■ **WRITTEN EXERCISE**
Rename every "port-value" to "port-tonnage" throughout the material below, reproducing everything else unchanged and omitting the pictures.

■ **EXCERPTED RECORDS**

==========

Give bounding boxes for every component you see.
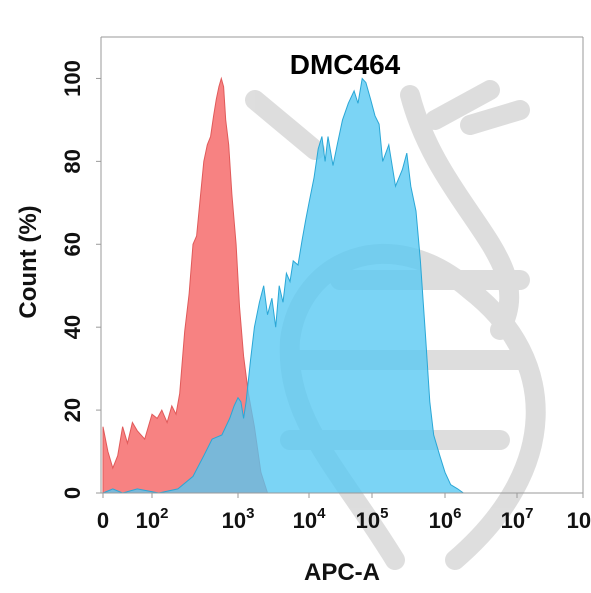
x-tick-label: 104 [293,505,326,533]
y-axis-label: Count (%) [15,205,42,318]
y-tick-label: 0 [60,487,85,499]
series-area-1 [102,76,269,494]
y-tick-label: 20 [60,398,85,422]
x-tick-label: 105 [356,505,389,533]
chart-title: DMC464 [290,49,401,80]
ticks-layer: 0 20 40 60 80 100 0 102 103 104 105 106 107 108 [60,60,591,533]
x-tick-label: 107 [501,505,534,533]
y-tick-label: 40 [60,315,85,339]
series-area-2 [102,77,465,494]
y-tick-label: 100 [60,60,85,97]
x-tick-label: 0 [97,508,109,533]
x-tick-label: 102 [136,505,169,533]
x-tick-label: 106 [429,505,462,533]
y-tick-label: 60 [60,232,85,256]
x-tick-label: 108 [567,505,591,533]
plot-frame [100,36,584,494]
x-axis-label: APC-A [304,559,380,586]
series-layer [102,76,465,494]
y-tick-label: 80 [60,149,85,173]
x-tick-label: 103 [222,505,255,533]
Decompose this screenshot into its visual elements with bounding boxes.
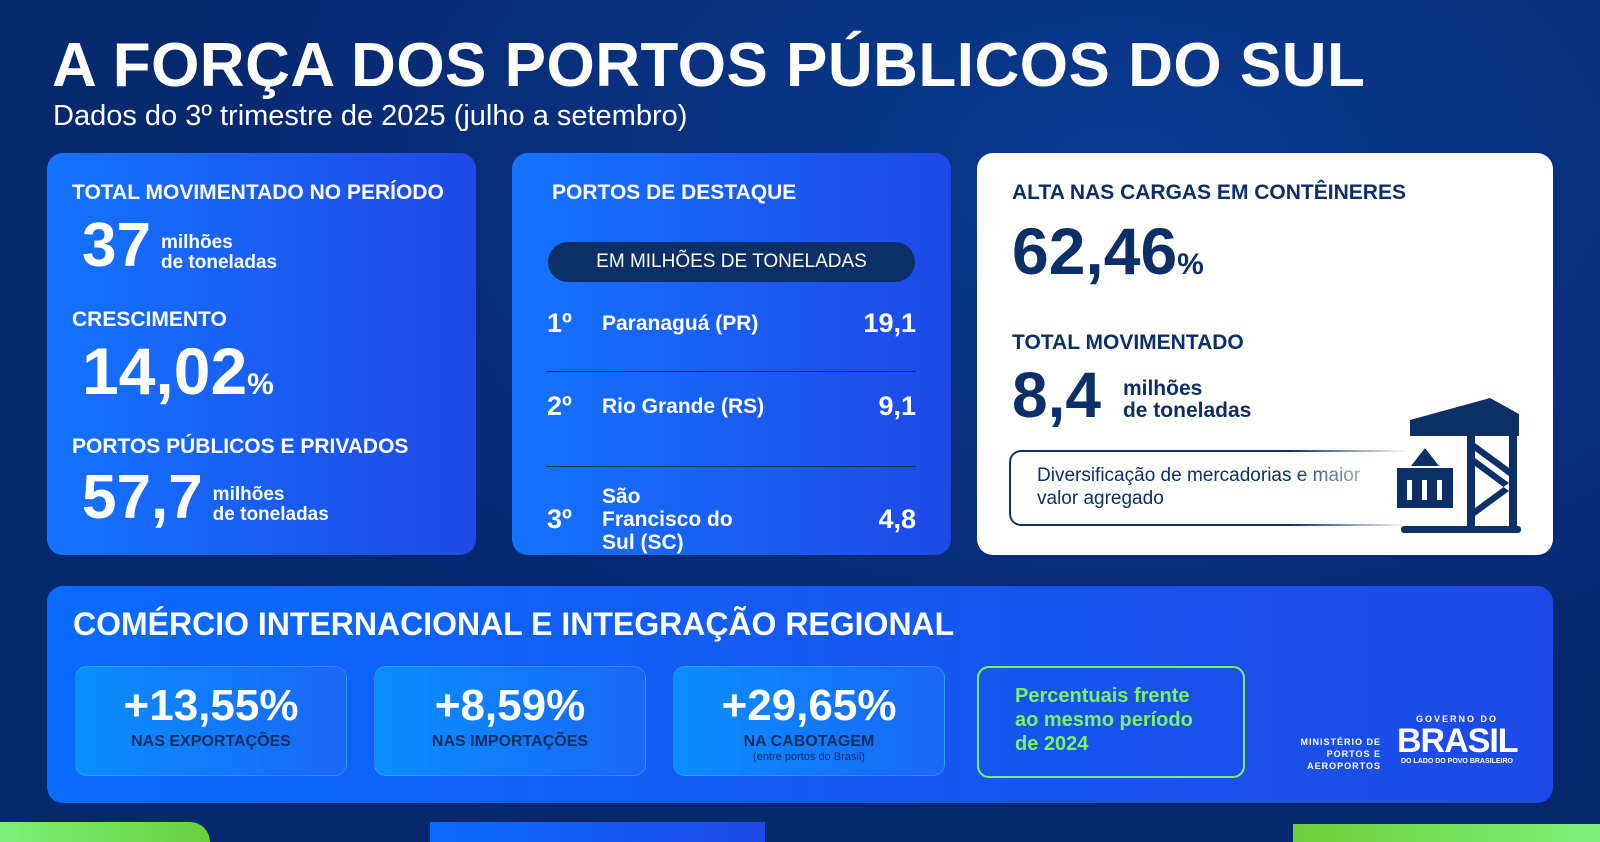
stat-value: +29,65% xyxy=(721,681,897,730)
logo-text: BRASIL xyxy=(1397,722,1519,760)
logo-text: DO LADO DO POVO BRASILEIRO xyxy=(1400,758,1513,765)
stat-value: +13,55% xyxy=(123,681,299,730)
port-row: 3º São Francisco do Sul (SC) 4,8 xyxy=(547,485,916,554)
growth-percent: % xyxy=(247,368,274,401)
stat-box-cabotage: +29,65% NA CABOTAGEM (entre portos do Bras… xyxy=(673,666,945,776)
container-total-value: 8,4 xyxy=(1012,359,1101,431)
port-name: São Francisco do Sul (SC) xyxy=(602,485,733,554)
unit-line: de toneladas xyxy=(1122,399,1252,422)
stat-sublabel: (entre portos do Brasil) xyxy=(753,751,865,763)
container-card: ALTA NAS CARGAS EM CONTÊINERES 62,46% TO… xyxy=(977,153,1553,555)
international-trade-panel: COMÉRCIO INTERNACIONAL E INTEGRAÇÃO REGI… xyxy=(47,586,1553,803)
decor-strip xyxy=(430,822,765,842)
all-ports-label: PORTOS PÚBLICOS E PRIVADOS xyxy=(72,435,409,458)
stat-value: +8,59% xyxy=(434,681,586,730)
container-title: ALTA NAS CARGAS EM CONTÊINERES xyxy=(1012,181,1406,204)
port-value: 9,1 xyxy=(878,391,916,421)
total-card: TOTAL MOVIMENTADO NO PERÍODO 37 milhões d… xyxy=(47,153,476,555)
stat-label: NAS EXPORTAÇÕES xyxy=(131,733,291,750)
total-unit: milhões de toneladas xyxy=(161,233,277,273)
logo-text: GOVERNO DO xyxy=(1415,714,1498,724)
total-label: TOTAL MOVIMENTADO NO PERÍODO xyxy=(72,181,444,204)
page-subtitle: Dados do 3º trimestre de 2025 (julho a s… xyxy=(53,100,688,132)
page-title: A FORÇA DOS PORTOS PÚBLICOS DO SUL xyxy=(52,31,1366,100)
decor-strip xyxy=(1293,824,1600,842)
port-crane-container-icon xyxy=(1397,398,1521,533)
stat-box-imports: +8,59% NAS IMPORTAÇÕES xyxy=(374,666,646,776)
container-growth-value: 62,46 xyxy=(1012,214,1178,288)
stat-label: NA CABOTAGEM xyxy=(743,733,875,750)
divider xyxy=(547,371,916,372)
growth-label: CRESCIMENTO xyxy=(72,308,227,331)
unit-line: de toneladas xyxy=(160,252,278,273)
total-value: 37 xyxy=(82,211,151,280)
stat-label: NAS IMPORTAÇÕES xyxy=(431,733,589,750)
comparison-note: Percentuais frente ao mesmo período de 2… xyxy=(977,666,1245,778)
trade-title: COMÉRCIO INTERNACIONAL E INTEGRAÇÃO REGI… xyxy=(73,606,955,642)
ministry-logo: MINISTÉRIO DE PORTOS E AEROPORTOS xyxy=(1300,737,1381,771)
unit-pill: EM MILHÕES DE TONELADAS xyxy=(548,242,915,282)
gov-brasil-logo: GOVERNO DO BRASIL DO LADO DO POVO BRASIL… xyxy=(1397,714,1519,765)
unit-line: de toneladas xyxy=(212,504,329,525)
decor-strip xyxy=(0,822,210,842)
all-ports-value: 57,7 xyxy=(82,463,203,532)
top-ports-card: PORTOS DE DESTAQUE EM MILHÕES DE TONELAD… xyxy=(512,153,951,555)
unit-line: milhões xyxy=(160,232,233,253)
unit-line: milhões xyxy=(212,484,285,505)
port-value: 4,8 xyxy=(878,504,917,534)
port-rank: 1º xyxy=(547,308,572,338)
port-row: 2º Rio Grande (RS) 9,1 xyxy=(547,391,916,422)
port-name: Paranaguá (PR) xyxy=(602,311,759,335)
container-percent: % xyxy=(1177,248,1204,281)
top-ports-title: PORTOS DE DESTAQUE xyxy=(552,181,797,204)
divider xyxy=(547,466,916,467)
stat-box-exports: +13,55% NAS EXPORTAÇÕES xyxy=(75,666,347,776)
note-box: Diversificação de mercadorias e maior va… xyxy=(1009,450,1409,526)
container-total-label: TOTAL MOVIMENTADO xyxy=(1012,331,1244,354)
port-row: 1º Paranaguá (PR) 19,1 xyxy=(547,308,916,339)
growth-value: 14,02 xyxy=(82,334,248,408)
port-value: 19,1 xyxy=(863,308,916,338)
port-name: Rio Grande (RS) xyxy=(602,394,765,418)
port-rank: 2º xyxy=(547,391,572,421)
port-rank: 3º xyxy=(547,504,572,534)
unit-line: milhões xyxy=(1122,377,1203,400)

==========

■ **REPLY**
Give bounding boxes for every component you see.
x-tick-label: 104 [293,505,326,533]
y-axis-label: Count (%) [15,205,42,318]
y-tick-label: 0 [60,487,85,499]
series-area-1 [102,76,269,494]
y-tick-label: 20 [60,398,85,422]
x-tick-label: 105 [356,505,389,533]
chart-title: DMC464 [290,49,401,80]
ticks-layer: 0 20 40 60 80 100 0 102 103 104 105 106 107 108 [60,60,591,533]
x-tick-label: 107 [501,505,534,533]
y-tick-label: 40 [60,315,85,339]
series-area-2 [102,77,465,494]
y-tick-label: 100 [60,60,85,97]
x-tick-label: 0 [97,508,109,533]
x-tick-label: 102 [136,505,169,533]
x-tick-label: 106 [429,505,462,533]
y-tick-label: 60 [60,232,85,256]
x-tick-label: 108 [567,505,591,533]
plot-frame [100,36,584,494]
x-axis-label: APC-A [304,559,380,586]
series-layer [102,76,465,494]
y-tick-label: 80 [60,149,85,173]
x-tick-label: 103 [222,505,255,533]
Decompose this screenshot into its visual elements with bounding boxes.
stat-value: +29,65% xyxy=(721,681,897,730)
logo-text: BRASIL xyxy=(1397,722,1519,760)
logo-text: DO LADO DO POVO BRASILEIRO xyxy=(1400,758,1513,765)
stat-value: +13,55% xyxy=(123,681,299,730)
port-row: 3º São Francisco do Sul (SC) 4,8 xyxy=(547,485,916,554)
growth-percent: % xyxy=(247,368,274,401)
stat-box-cabotage: +29,65% NA CABOTAGEM (entre portos do Bras… xyxy=(673,666,945,776)
container-total-value: 8,4 xyxy=(1012,359,1101,431)
port-name: São Francisco do Sul (SC) xyxy=(602,485,733,554)
unit-line: de toneladas xyxy=(1122,399,1252,422)
stat-sublabel: (entre portos do Brasil) xyxy=(753,751,865,763)
container-card: ALTA NAS CARGAS EM CONTÊINERES 62,46% TO… xyxy=(977,153,1553,555)
international-trade-panel: COMÉRCIO INTERNACIONAL E INTEGRAÇÃO REGI… xyxy=(47,586,1553,803)
decor-strip xyxy=(430,822,765,842)
all-ports-label: PORTOS PÚBLICOS E PRIVADOS xyxy=(72,435,409,458)
stat-value: +8,59% xyxy=(434,681,586,730)
container-title: ALTA NAS CARGAS EM CONTÊINERES xyxy=(1012,181,1406,204)
port-tonnage: 9,1 xyxy=(878,391,916,421)
total-card: TOTAL MOVIMENTADO NO PERÍODO 37 milhões d… xyxy=(47,153,476,555)
stat-label: NAS EXPORTAÇÕES xyxy=(131,733,291,750)
total-unit: milhões de toneladas xyxy=(161,233,277,273)
logo-text: GOVERNO DO xyxy=(1415,714,1498,724)
total-label: TOTAL MOVIMENTADO NO PERÍODO xyxy=(72,181,444,204)
page-subtitle: Dados do 3º trimestre de 2025 (julho a s… xyxy=(53,100,688,132)
page-title: A FORÇA DOS PORTOS PÚBLICOS DO SUL xyxy=(52,31,1366,100)
decor-strip xyxy=(1293,824,1600,842)
port-crane-container-icon xyxy=(1397,398,1521,533)
stat-box-imports: +8,59% NAS IMPORTAÇÕES xyxy=(374,666,646,776)
container-growth-value: 62,46 xyxy=(1012,214,1178,288)
stat-label: NA CABOTAGEM xyxy=(743,733,875,750)
divider xyxy=(547,371,916,372)
growth-label: CRESCIMENTO xyxy=(72,308,227,331)
unit-line: de toneladas xyxy=(160,252,278,273)
total-value: 37 xyxy=(82,211,151,280)
stat-label: NAS IMPORTAÇÕES xyxy=(431,733,589,750)
comparison-note: Percentuais frente ao mesmo período de 2… xyxy=(977,666,1245,778)
trade-title: COMÉRCIO INTERNACIONAL E INTEGRAÇÃO REGI… xyxy=(73,606,955,642)
ministry-logo: MINISTÉRIO DE PORTOS E AEROPORTOS xyxy=(1300,737,1381,771)
unit-pill: EM MILHÕES DE TONELADAS xyxy=(548,242,915,282)
gov-brasil-logo: GOVERNO DO BRASIL DO LADO DO POVO BRASIL… xyxy=(1397,714,1519,765)
unit-line: de toneladas xyxy=(212,504,329,525)
decor-strip xyxy=(0,822,210,842)
all-ports-value: 57,7 xyxy=(82,463,203,532)
top-ports-card: PORTOS DE DESTAQUE EM MILHÕES DE TONELAD… xyxy=(512,153,951,555)
unit-line: milhões xyxy=(160,232,233,253)
unit-line: milhões xyxy=(212,484,285,505)
port-tonnage: 4,8 xyxy=(878,504,917,534)
port-rank: 1º xyxy=(547,308,572,338)
port-row: 2º Rio Grande (RS) 9,1 xyxy=(547,391,916,422)
port-name: Paranaguá (PR) xyxy=(602,311,759,335)
container-percent: % xyxy=(1177,248,1204,281)
top-ports-title: PORTOS DE DESTAQUE xyxy=(552,181,797,204)
divider xyxy=(547,466,916,467)
stat-box-exports: +13,55% NAS EXPORTAÇÕES xyxy=(75,666,347,776)
note-box: Diversificação de mercadorias e maior va… xyxy=(1009,450,1409,526)
container-total-label: TOTAL MOVIMENTADO xyxy=(1012,331,1244,354)
port-row: 1º Paranaguá (PR) 19,1 xyxy=(547,308,916,339)
growth-value: 14,02 xyxy=(82,334,248,408)
port-tonnage: 19,1 xyxy=(863,308,916,338)
port-name: Rio Grande (RS) xyxy=(602,394,765,418)
port-rank: 2º xyxy=(547,391,572,421)
port-rank: 3º xyxy=(547,504,572,534)
unit-line: milhões xyxy=(1122,377,1203,400)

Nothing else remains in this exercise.